━━ Information shown ━━

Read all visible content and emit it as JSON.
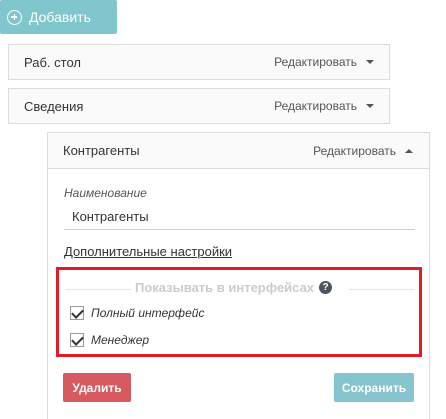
{
  "toolbar": {
    "add_label": "Добавить",
    "add_icon": "plus-circle-icon"
  },
  "items": [
    {
      "label": "Раб. стол",
      "edit_label": "Редактировать"
    },
    {
      "label": "Сведения",
      "edit_label": "Редактировать"
    }
  ],
  "panel": {
    "title": "Контрагенты",
    "edit_label": "Редактировать",
    "name_label": "Наименование",
    "name_value": "Контрагенты",
    "advanced_link": "Дополнительные настройки",
    "show_section": {
      "title": "Показывать в интерфейсах",
      "help_icon": "question-circle-icon",
      "options": [
        {
          "label": "Полный интерфейс",
          "checked": true
        },
        {
          "label": "Менеджер",
          "checked": true
        }
      ]
    },
    "delete_label": "Удалить",
    "save_label": "Сохранить"
  },
  "colors": {
    "accent": "#80c6cc",
    "danger": "#d65a5f",
    "highlight_border": "#e31b23"
  }
}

━━━

> **What you have to do**: Lines that include the word "Контрагенты" are to be extracted from the data above.

> **Task answer**:
    "title": "Контрагенты",
    "name_value": "Контрагенты",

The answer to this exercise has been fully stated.